# Short exercise
Copy each line that contains the word "чего".

# Provided records
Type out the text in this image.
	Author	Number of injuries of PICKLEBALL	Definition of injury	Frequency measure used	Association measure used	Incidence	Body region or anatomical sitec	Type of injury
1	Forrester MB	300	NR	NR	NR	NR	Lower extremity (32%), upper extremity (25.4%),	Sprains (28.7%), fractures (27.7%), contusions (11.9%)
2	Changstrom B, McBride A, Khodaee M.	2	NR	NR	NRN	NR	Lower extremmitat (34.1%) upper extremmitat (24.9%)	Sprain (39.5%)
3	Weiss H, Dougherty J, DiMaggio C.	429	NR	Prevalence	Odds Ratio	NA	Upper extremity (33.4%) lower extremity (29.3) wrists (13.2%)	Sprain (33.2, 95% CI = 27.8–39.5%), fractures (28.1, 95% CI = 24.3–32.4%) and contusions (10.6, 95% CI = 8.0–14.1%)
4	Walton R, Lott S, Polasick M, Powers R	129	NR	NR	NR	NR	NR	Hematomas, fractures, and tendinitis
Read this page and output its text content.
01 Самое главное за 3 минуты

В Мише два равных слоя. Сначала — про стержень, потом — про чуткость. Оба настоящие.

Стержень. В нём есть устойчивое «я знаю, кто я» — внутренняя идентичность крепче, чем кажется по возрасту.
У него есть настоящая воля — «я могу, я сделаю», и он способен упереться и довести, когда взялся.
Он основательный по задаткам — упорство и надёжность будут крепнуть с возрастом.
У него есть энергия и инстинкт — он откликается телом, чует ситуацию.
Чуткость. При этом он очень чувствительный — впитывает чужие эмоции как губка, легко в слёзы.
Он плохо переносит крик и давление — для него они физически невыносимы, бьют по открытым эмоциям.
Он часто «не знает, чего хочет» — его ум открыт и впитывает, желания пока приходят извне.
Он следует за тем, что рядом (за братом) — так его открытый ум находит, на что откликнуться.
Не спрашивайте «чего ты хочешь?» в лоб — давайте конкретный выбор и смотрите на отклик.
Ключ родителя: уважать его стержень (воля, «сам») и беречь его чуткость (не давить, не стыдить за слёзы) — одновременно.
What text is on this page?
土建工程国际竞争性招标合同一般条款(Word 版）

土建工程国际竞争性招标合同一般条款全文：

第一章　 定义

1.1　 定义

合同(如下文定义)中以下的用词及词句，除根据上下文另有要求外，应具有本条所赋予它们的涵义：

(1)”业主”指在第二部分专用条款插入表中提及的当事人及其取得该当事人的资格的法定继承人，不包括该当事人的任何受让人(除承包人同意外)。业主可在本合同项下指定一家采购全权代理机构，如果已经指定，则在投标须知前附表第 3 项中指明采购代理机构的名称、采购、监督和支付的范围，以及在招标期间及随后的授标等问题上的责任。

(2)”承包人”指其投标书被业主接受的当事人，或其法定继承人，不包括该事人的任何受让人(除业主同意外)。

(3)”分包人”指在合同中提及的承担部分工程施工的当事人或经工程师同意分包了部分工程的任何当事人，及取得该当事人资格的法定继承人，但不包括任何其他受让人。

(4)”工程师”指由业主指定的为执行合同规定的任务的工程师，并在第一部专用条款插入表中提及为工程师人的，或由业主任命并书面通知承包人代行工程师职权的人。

# Result of the task
Он часто «не знает, чего хочет» — его ум открыт и впитывает, желания пока приходят извне.
Не спрашивайте «чего ты хочешь?» в лоб — давайте конкретный выбор и смотрите на отклик.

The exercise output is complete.